>> start
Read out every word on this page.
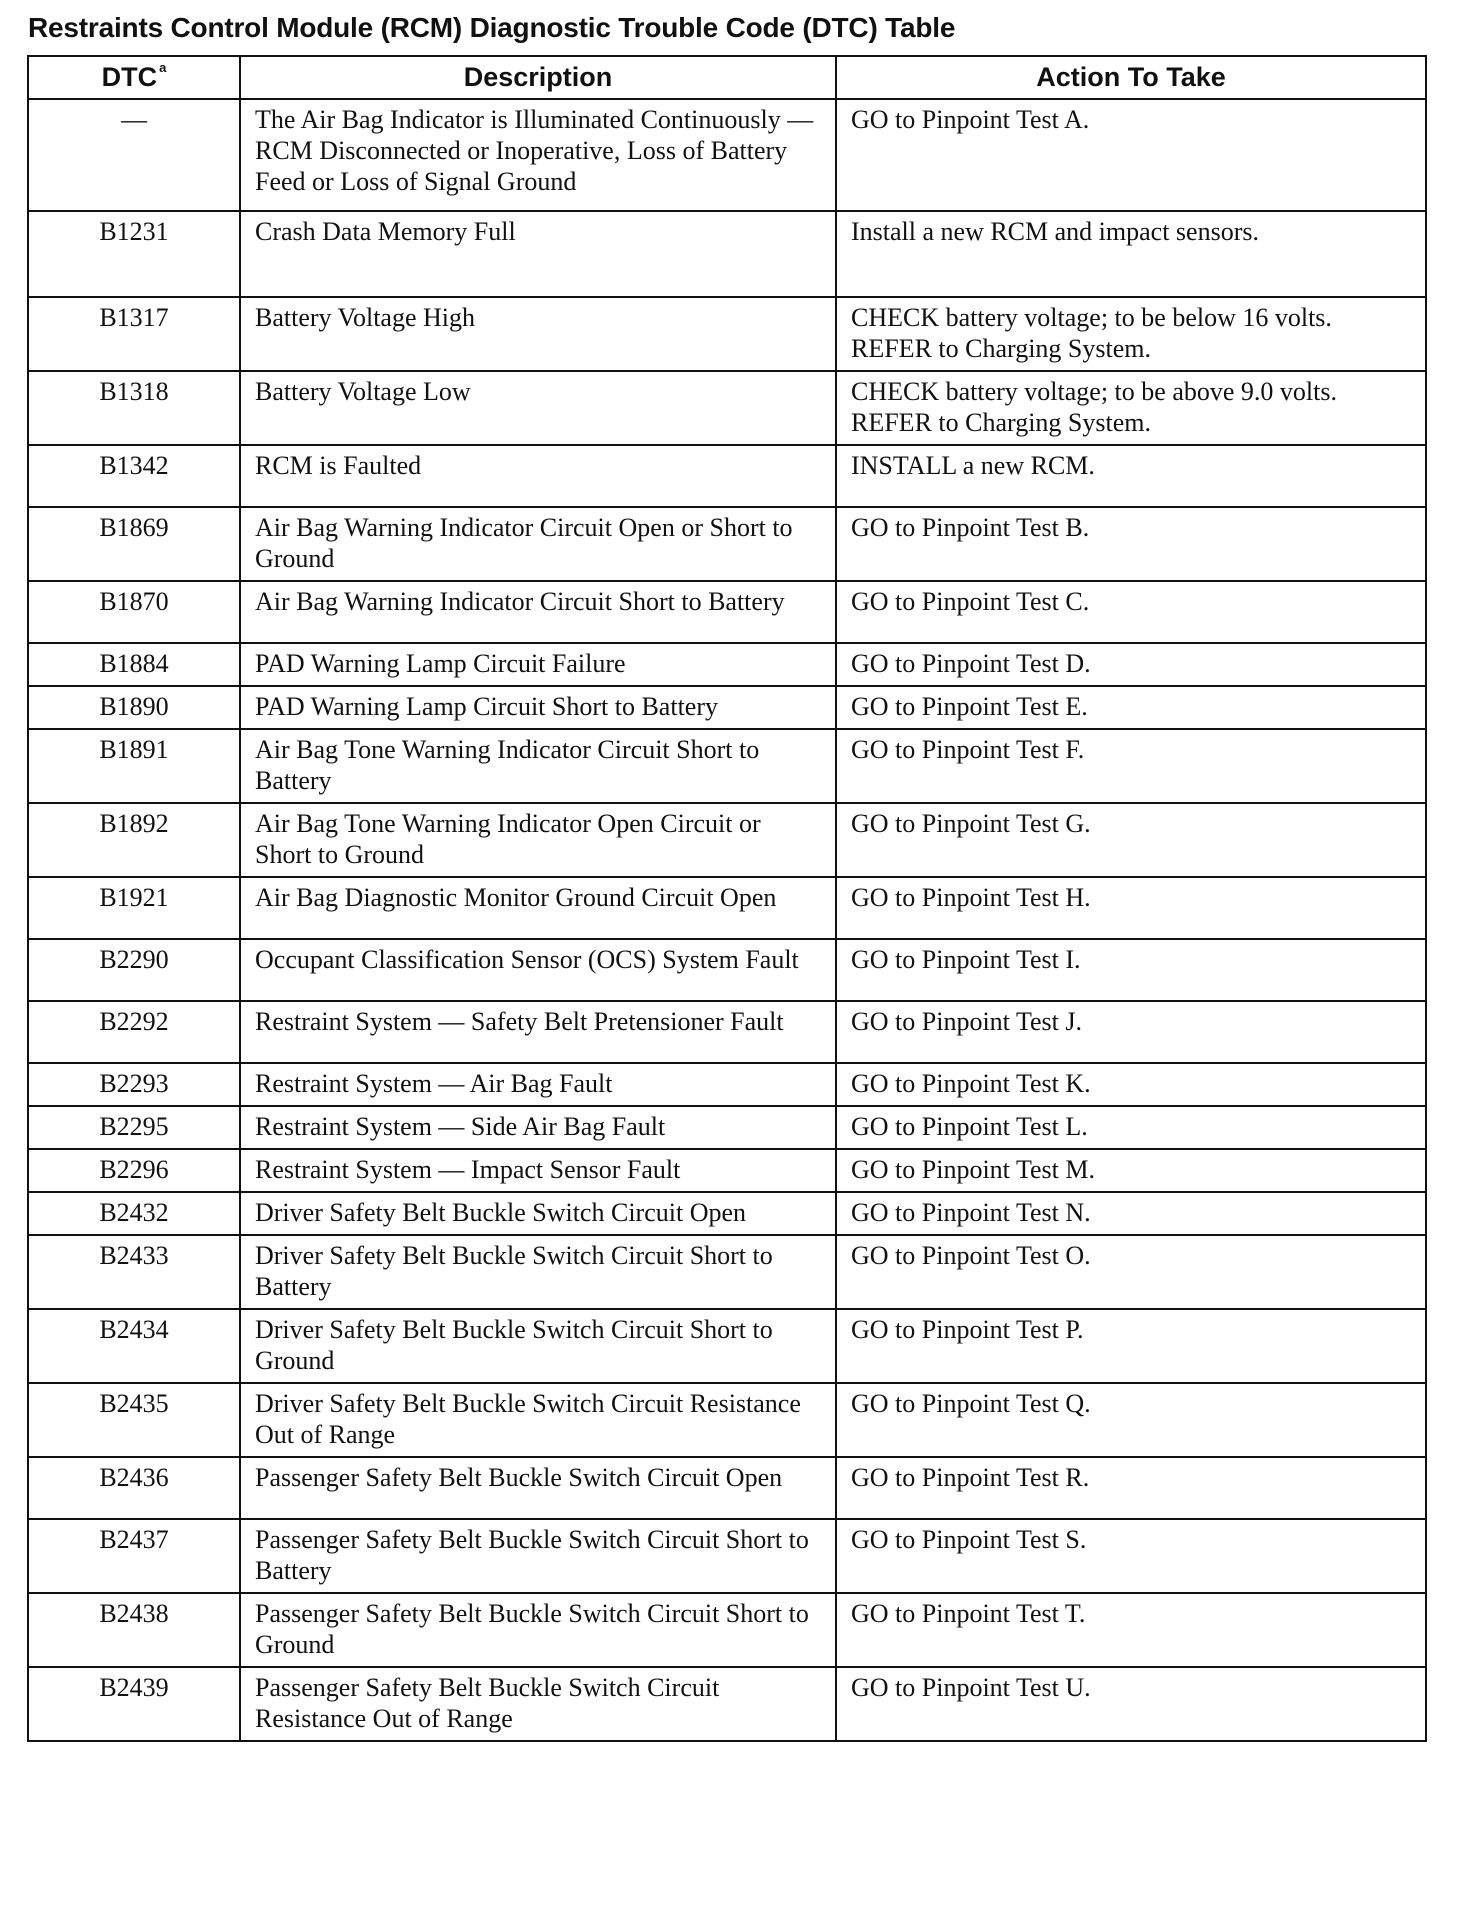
Restraints Control Module (RCM) Diagnostic Trouble Code (DTC) Table
DTC $^a$	Description	Action To Take
—	The Air Bag Indicator is Illuminated Continuously — RCM Disconnected or Inoperative, Loss of Battery Feed or Loss of Signal Ground	GO to Pinpoint Test A.
B1231	Crash Data Memory Full	Install a new RCM and impact sensors.
B1317	Battery Voltage High	CHECK battery voltage; to be below 16 volts. REFER to Charging System.
B1318	Battery Voltage Low	CHECK battery voltage; to be above 9.0 volts. REFER to Charging System.
B1342	RCM is Faulted	INSTALL a new RCM.
B1869	Air Bag Warning Indicator Circuit Open or Short to Ground	GO to Pinpoint Test B.
B1870	Air Bag Warning Indicator Circuit Short to Battery	GO to Pinpoint Test C.
B1884	PAD Warning Lamp Circuit Failure	GO to Pinpoint Test D.
B1890	PAD Warning Lamp Circuit Short to Battery	GO to Pinpoint Test E.
B1891	Air Bag Tone Warning Indicator Circuit Short to Battery	GO to Pinpoint Test F.
B1892	Air Bag Tone Warning Indicator Open Circuit or Short to Ground	GO to Pinpoint Test G.
B1921	Air Bag Diagnostic Monitor Ground Circuit Open	GO to Pinpoint Test H.
B2290	Occupant Classification Sensor (OCS) System Fault	GO to Pinpoint Test I.
B2292	Restraint System — Safety Belt Pretensioner Fault	GO to Pinpoint Test J.
B2293	Restraint System — Air Bag Fault	GO to Pinpoint Test K.
B2295	Restraint System — Side Air Bag Fault	GO to Pinpoint Test L.
B2296	Restraint System — Impact Sensor Fault	GO to Pinpoint Test M.
B2432	Driver Safety Belt Buckle Switch Circuit Open	GO to Pinpoint Test N.
B2433	Driver Safety Belt Buckle Switch Circuit Short to Battery	GO to Pinpoint Test O.
B2434	Driver Safety Belt Buckle Switch Circuit Short to Ground	GO to Pinpoint Test P.
B2435	Driver Safety Belt Buckle Switch Circuit Resistance Out of Range	GO to Pinpoint Test Q.
B2436	Passenger Safety Belt Buckle Switch Circuit Open	GO to Pinpoint Test R.
B2437	Passenger Safety Belt Buckle Switch Circuit Short to Battery	GO to Pinpoint Test S.
B2438	Passenger Safety Belt Buckle Switch Circuit Short to Ground	GO to Pinpoint Test T.
B2439	Passenger Safety Belt Buckle Switch Circuit Resistance Out of Range	GO to Pinpoint Test U.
>> end
- Exercise objective -
Reproduce every line precisely as given, omitting all pictures.

- Task solution -
Read out every word on this page.
Restraints Control Module (RCM) Diagnostic Trouble Code (DTC) Table
DTC $^a$	Description	Action To Take
—	The Air Bag Indicator is Illuminated Continuously — RCM Disconnected or Inoperative, Loss of Battery Feed or Loss of Signal Ground	GO to Pinpoint Test A.
B1231	Crash Data Memory Full	Install a new RCM and impact sensors.
B1317	Battery Voltage High	CHECK battery voltage; to be below 16 volts. REFER to Charging System.
B1318	Battery Voltage Low	CHECK battery voltage; to be above 9.0 volts. REFER to Charging System.
B1342	RCM is Faulted	INSTALL a new RCM.
B1869	Air Bag Warning Indicator Circuit Open or Short to Ground	GO to Pinpoint Test B.
B1870	Air Bag Warning Indicator Circuit Short to Battery	GO to Pinpoint Test C.
B1884	PAD Warning Lamp Circuit Failure	GO to Pinpoint Test D.
B1890	PAD Warning Lamp Circuit Short to Battery	GO to Pinpoint Test E.
B1891	Air Bag Tone Warning Indicator Circuit Short to Battery	GO to Pinpoint Test F.
B1892	Air Bag Tone Warning Indicator Open Circuit or Short to Ground	GO to Pinpoint Test G.
B1921	Air Bag Diagnostic Monitor Ground Circuit Open	GO to Pinpoint Test H.
B2290	Occupant Classification Sensor (OCS) System Fault	GO to Pinpoint Test I.
B2292	Restraint System — Safety Belt Pretensioner Fault	GO to Pinpoint Test J.
B2293	Restraint System — Air Bag Fault	GO to Pinpoint Test K.
B2295	Restraint System — Side Air Bag Fault	GO to Pinpoint Test L.
B2296	Restraint System — Impact Sensor Fault	GO to Pinpoint Test M.
B2432	Driver Safety Belt Buckle Switch Circuit Open	GO to Pinpoint Test N.
B2433	Driver Safety Belt Buckle Switch Circuit Short to Battery	GO to Pinpoint Test O.
B2434	Driver Safety Belt Buckle Switch Circuit Short to Ground	GO to Pinpoint Test P.
B2435	Driver Safety Belt Buckle Switch Circuit Resistance Out of Range	GO to Pinpoint Test Q.
B2436	Passenger Safety Belt Buckle Switch Circuit Open	GO to Pinpoint Test R.
B2437	Passenger Safety Belt Buckle Switch Circuit Short to Battery	GO to Pinpoint Test S.
B2438	Passenger Safety Belt Buckle Switch Circuit Short to Ground	GO to Pinpoint Test T.
B2439	Passenger Safety Belt Buckle Switch Circuit Resistance Out of Range	GO to Pinpoint Test U.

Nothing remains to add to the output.